### STATED GOAL
Report, word for word, every line of the material that contains "object".

── LISTING ──

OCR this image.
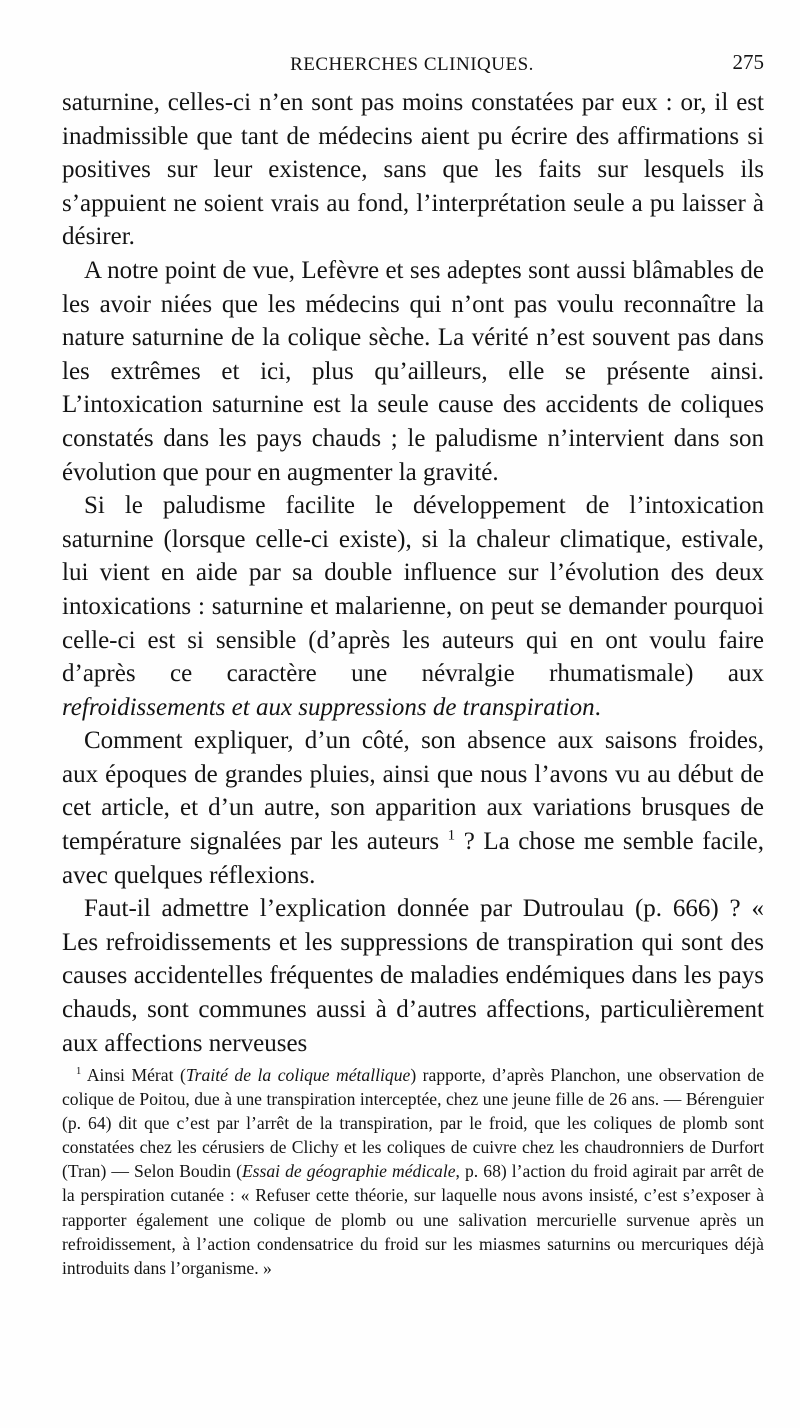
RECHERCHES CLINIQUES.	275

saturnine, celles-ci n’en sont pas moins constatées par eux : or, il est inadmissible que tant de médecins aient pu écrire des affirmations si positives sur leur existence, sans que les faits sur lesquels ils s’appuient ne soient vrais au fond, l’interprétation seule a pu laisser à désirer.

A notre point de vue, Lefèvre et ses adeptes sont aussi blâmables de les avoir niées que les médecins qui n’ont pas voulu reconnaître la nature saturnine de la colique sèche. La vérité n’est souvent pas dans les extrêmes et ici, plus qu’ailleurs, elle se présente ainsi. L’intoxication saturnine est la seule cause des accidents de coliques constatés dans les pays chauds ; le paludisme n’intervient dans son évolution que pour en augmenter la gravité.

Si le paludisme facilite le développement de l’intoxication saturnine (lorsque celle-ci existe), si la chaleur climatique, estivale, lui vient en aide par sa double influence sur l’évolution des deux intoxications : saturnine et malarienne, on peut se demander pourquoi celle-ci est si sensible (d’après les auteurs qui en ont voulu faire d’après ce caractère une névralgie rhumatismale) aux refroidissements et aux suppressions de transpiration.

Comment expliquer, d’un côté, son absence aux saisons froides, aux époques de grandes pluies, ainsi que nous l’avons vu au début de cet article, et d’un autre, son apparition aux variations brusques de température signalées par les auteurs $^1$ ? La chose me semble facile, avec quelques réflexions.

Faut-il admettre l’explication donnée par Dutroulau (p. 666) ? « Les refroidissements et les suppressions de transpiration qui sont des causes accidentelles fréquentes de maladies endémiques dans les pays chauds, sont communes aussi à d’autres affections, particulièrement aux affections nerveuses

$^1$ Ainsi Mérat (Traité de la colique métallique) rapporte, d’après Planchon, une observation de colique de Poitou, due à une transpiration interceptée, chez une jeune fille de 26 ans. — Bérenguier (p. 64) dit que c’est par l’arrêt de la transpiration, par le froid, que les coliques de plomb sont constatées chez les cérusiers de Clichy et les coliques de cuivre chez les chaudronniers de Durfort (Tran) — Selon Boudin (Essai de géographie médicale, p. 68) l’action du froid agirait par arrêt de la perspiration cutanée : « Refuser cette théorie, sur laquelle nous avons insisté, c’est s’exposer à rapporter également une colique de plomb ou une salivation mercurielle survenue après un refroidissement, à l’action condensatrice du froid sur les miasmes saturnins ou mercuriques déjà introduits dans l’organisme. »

───
── LISTING ──

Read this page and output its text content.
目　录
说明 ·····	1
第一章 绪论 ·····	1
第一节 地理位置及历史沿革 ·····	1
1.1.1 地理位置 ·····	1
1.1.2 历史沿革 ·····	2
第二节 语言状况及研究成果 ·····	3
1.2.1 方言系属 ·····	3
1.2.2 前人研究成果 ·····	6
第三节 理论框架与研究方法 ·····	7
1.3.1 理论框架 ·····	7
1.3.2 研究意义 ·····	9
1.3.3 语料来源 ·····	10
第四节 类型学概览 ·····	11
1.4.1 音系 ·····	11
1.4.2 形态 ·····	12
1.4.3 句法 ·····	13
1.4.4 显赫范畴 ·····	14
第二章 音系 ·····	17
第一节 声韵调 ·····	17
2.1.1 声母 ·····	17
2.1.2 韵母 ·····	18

───
── LISTING ──

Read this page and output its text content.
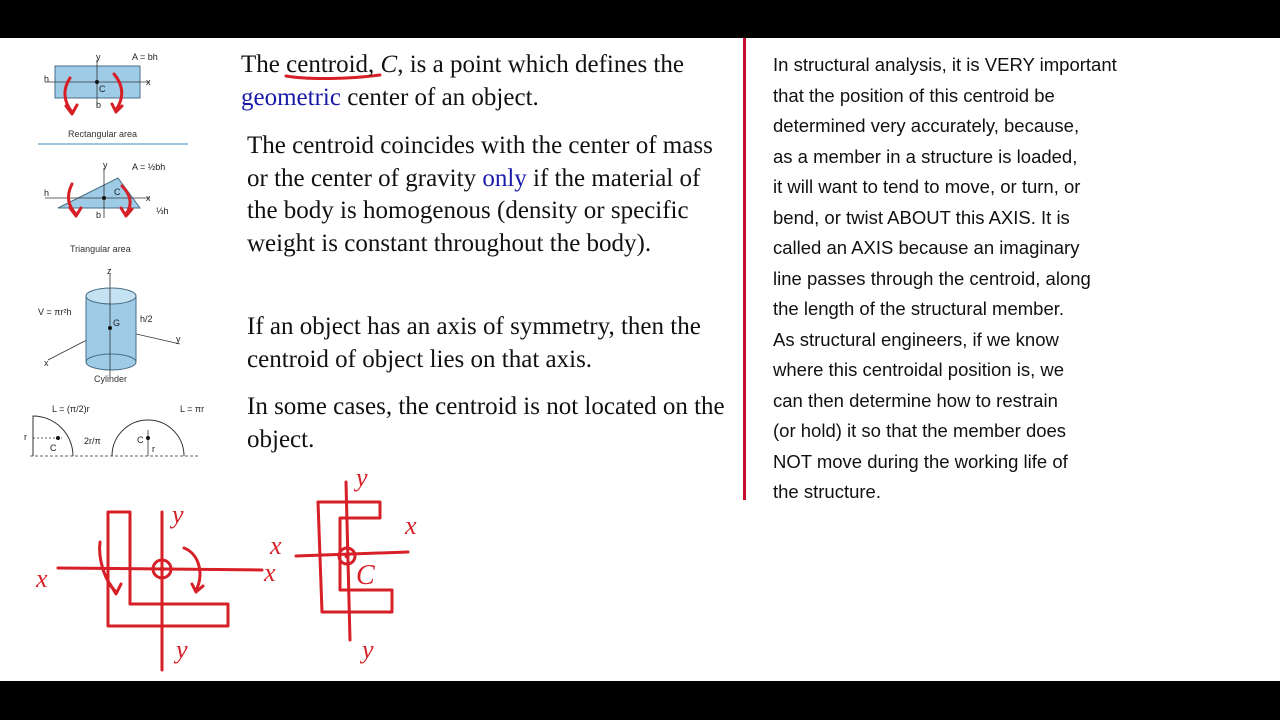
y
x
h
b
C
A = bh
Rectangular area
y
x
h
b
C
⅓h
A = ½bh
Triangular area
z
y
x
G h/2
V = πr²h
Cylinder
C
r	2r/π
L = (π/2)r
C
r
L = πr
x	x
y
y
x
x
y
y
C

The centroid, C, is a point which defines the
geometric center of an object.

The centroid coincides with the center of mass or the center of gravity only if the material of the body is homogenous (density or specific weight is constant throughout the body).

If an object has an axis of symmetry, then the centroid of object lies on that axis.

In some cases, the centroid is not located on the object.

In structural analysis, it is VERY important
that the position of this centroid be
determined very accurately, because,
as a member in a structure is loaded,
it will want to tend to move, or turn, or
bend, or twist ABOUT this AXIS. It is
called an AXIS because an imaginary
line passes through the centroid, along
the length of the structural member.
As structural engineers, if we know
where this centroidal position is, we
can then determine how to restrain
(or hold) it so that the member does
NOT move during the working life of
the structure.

───

### WRITTEN ANSWER
geometric center of an object.
If an object has an axis of symmetry, then the centroid of object lies on that axis.
In some cases, the centroid is not located on the object.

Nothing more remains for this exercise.